[Data records for software interfaces]
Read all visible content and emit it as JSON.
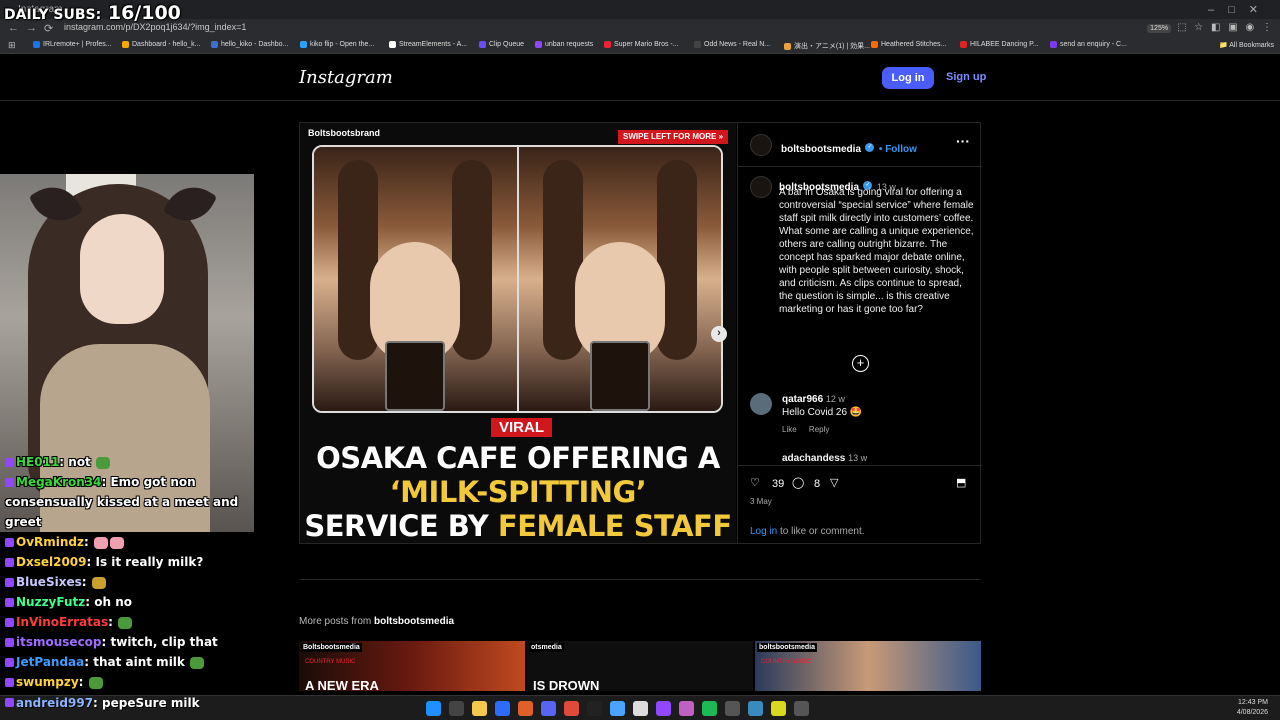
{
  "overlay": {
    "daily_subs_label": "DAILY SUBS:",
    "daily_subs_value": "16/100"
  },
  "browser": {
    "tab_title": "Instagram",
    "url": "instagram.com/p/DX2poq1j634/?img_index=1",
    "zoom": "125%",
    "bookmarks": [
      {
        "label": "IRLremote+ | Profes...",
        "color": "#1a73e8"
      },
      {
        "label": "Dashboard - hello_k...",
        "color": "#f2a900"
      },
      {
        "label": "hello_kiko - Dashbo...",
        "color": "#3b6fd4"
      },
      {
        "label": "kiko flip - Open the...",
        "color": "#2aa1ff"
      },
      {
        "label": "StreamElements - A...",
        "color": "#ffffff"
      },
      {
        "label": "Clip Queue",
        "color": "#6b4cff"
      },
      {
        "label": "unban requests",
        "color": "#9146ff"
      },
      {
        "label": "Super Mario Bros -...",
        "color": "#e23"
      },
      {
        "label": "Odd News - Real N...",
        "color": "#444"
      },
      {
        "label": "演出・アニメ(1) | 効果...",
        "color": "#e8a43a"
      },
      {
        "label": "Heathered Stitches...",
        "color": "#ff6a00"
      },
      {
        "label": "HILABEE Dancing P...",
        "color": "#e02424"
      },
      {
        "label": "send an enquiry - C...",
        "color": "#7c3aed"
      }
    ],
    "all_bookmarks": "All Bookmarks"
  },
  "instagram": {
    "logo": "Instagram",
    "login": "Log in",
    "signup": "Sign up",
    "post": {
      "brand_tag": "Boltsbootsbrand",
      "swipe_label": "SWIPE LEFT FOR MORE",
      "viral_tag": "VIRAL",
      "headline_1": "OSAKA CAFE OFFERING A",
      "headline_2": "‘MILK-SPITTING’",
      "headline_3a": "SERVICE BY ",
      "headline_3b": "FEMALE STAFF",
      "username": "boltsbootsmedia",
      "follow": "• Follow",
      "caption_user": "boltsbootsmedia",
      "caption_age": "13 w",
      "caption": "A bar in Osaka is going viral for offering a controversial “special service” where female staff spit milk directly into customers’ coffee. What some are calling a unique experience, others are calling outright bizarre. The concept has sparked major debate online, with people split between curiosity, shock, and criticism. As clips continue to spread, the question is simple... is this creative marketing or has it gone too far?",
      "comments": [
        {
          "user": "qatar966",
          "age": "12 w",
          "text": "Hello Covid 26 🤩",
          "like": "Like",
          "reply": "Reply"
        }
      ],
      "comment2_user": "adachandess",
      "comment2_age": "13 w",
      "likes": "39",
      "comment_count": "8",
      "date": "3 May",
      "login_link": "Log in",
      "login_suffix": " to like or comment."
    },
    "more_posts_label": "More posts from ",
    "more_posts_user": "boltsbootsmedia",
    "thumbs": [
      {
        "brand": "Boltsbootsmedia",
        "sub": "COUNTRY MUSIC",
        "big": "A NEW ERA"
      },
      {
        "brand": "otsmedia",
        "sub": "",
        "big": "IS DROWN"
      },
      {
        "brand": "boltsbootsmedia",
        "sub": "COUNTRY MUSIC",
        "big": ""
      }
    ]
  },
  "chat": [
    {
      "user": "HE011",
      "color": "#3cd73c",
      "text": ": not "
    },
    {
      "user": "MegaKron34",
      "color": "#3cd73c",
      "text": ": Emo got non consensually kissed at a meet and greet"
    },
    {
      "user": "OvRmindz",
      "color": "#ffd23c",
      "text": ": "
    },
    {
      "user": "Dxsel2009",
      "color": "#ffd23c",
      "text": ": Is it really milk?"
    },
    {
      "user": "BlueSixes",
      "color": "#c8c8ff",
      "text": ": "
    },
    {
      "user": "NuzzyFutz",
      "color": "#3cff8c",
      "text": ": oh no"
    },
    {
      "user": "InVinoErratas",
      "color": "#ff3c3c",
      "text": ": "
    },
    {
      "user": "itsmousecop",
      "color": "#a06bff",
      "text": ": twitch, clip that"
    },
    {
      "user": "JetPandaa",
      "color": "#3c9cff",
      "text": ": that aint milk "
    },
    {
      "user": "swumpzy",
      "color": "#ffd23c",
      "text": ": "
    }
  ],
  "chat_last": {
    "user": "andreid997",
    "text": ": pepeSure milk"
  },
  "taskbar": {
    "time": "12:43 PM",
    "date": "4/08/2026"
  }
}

◆ Exercise prompt ◆
Which lines of the records above contain the word "that"? Report each one.

◆ Solution to this problem ◆
      "text": ": twitch, clip that"
      "text": ": that aint milk "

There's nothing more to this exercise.